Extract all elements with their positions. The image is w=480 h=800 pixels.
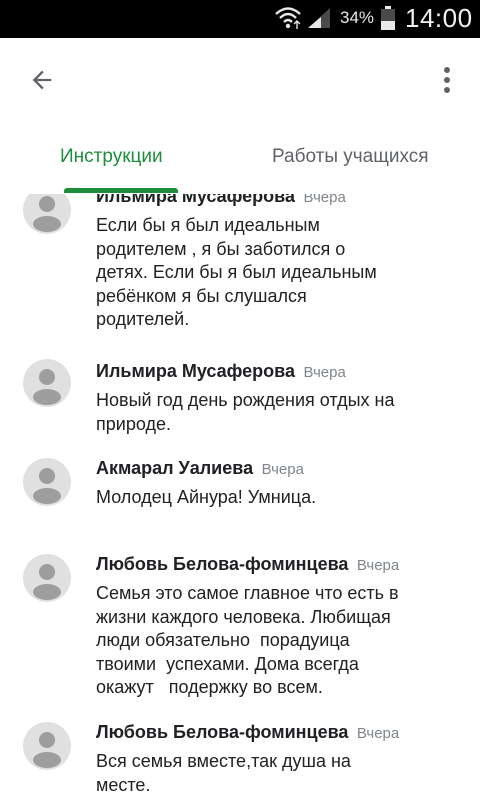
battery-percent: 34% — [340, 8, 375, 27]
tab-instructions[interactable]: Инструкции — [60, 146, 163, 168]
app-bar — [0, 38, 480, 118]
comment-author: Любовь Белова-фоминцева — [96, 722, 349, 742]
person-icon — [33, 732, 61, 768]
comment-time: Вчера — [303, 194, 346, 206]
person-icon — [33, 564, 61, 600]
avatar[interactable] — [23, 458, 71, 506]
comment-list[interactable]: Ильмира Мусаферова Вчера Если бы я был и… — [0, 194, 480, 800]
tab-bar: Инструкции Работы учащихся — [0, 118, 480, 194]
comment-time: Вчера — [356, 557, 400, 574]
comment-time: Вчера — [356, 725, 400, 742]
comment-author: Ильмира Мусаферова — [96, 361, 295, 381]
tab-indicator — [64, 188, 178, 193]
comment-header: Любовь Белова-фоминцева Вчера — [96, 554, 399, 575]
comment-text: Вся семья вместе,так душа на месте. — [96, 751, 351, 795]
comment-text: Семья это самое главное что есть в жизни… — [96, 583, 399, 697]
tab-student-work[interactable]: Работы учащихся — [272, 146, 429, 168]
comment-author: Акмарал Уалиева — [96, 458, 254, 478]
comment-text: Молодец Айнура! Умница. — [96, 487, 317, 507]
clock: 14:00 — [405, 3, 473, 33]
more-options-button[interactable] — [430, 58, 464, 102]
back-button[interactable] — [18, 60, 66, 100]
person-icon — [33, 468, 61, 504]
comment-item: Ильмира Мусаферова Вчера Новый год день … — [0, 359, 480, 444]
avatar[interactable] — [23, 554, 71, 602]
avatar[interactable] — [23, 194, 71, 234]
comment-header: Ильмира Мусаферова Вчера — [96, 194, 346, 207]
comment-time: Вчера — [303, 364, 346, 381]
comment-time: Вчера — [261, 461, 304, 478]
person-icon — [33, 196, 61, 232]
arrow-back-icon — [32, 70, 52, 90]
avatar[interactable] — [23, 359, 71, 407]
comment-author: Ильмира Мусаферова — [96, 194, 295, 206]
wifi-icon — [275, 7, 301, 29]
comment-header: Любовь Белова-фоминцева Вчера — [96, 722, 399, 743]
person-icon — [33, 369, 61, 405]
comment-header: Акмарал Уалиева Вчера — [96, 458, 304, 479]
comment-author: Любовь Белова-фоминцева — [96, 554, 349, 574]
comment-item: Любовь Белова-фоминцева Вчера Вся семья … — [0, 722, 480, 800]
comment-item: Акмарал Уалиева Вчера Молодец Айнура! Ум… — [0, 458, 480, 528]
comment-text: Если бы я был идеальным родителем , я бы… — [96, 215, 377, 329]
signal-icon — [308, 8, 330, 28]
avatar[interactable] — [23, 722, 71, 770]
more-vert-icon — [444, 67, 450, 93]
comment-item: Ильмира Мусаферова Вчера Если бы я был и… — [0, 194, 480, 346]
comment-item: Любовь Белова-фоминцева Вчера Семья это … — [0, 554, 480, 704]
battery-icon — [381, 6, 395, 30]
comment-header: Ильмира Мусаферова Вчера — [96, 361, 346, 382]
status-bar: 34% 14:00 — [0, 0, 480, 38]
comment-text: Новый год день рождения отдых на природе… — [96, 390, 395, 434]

········

### JOB
Reproduce every line of the records above verbatim, leaving out the picture.

### TASK RESPONSE
Extract all elements with their positions. The image is w=480 h=800 pixels.
battery-percent: 34% — [340, 8, 375, 27]
tab-instructions[interactable]: Инструкции — [60, 146, 163, 168]
app-bar — [0, 38, 480, 118]
comment-author: Любовь Белова-фоминцева — [96, 722, 349, 742]
person-icon — [33, 732, 61, 768]
comment-time: Вчера — [303, 194, 346, 206]
person-icon — [33, 564, 61, 600]
avatar[interactable] — [23, 458, 71, 506]
comment-list[interactable]: Ильмира Мусаферова Вчера Если бы я был и… — [0, 194, 480, 800]
tab-bar: Инструкции Работы учащихся — [0, 118, 480, 194]
comment-time: Вчера — [356, 557, 400, 574]
comment-time: Вчера — [356, 725, 400, 742]
comment-author: Ильмира Мусаферова — [96, 361, 295, 381]
tab-indicator — [64, 188, 178, 193]
comment-header: Любовь Белова-фоминцева Вчера — [96, 554, 399, 575]
comment-text: Вся семья вместе,так душа на месте. — [96, 751, 351, 795]
comment-text: Семья это самое главное что есть в жизни… — [96, 583, 399, 697]
tab-student-work[interactable]: Работы учащихся — [272, 146, 429, 168]
comment-author: Акмарал Уалиева — [96, 458, 254, 478]
comment-text: Молодец Айнура! Умница. — [96, 487, 317, 507]
clock: 14:00 — [405, 3, 473, 33]
more-options-button[interactable] — [430, 58, 464, 102]
back-button[interactable] — [18, 60, 66, 100]
person-icon — [33, 468, 61, 504]
comment-item: Ильмира Мусаферова Вчера Новый год день … — [0, 359, 480, 444]
avatar[interactable] — [23, 554, 71, 602]
avatar[interactable] — [23, 194, 71, 234]
comment-header: Ильмира Мусаферова Вчера — [96, 194, 346, 207]
comment-time: Вчера — [303, 364, 346, 381]
comment-time: Вчера — [261, 461, 304, 478]
person-icon — [33, 196, 61, 232]
arrow-back-icon — [32, 70, 52, 90]
avatar[interactable] — [23, 359, 71, 407]
comment-author: Ильмира Мусаферова — [96, 194, 295, 206]
wifi-icon — [275, 7, 301, 29]
comment-header: Любовь Белова-фоминцева Вчера — [96, 722, 399, 743]
person-icon — [33, 369, 61, 405]
comment-header: Акмарал Уалиева Вчера — [96, 458, 304, 479]
comment-author: Любовь Белова-фоминцева — [96, 554, 349, 574]
comment-item: Любовь Белова-фоминцева Вчера Вся семья … — [0, 722, 480, 800]
comment-item: Акмарал Уалиева Вчера Молодец Айнура! Ум… — [0, 458, 480, 528]
comment-text: Если бы я был идеальным родителем , я бы… — [96, 215, 377, 329]
signal-icon — [308, 8, 330, 28]
avatar[interactable] — [23, 722, 71, 770]
more-vert-icon — [444, 67, 450, 93]
comment-item: Ильмира Мусаферова Вчера Если бы я был и… — [0, 194, 480, 346]
comment-item: Любовь Белова-фоминцева Вчера Семья это … — [0, 554, 480, 704]
battery-icon — [381, 6, 395, 30]
comment-header: Ильмира Мусаферова Вчера — [96, 361, 346, 382]
status-bar: 34% 14:00 — [0, 0, 480, 38]
comment-text: Новый год день рождения отдых на природе… — [96, 390, 395, 434]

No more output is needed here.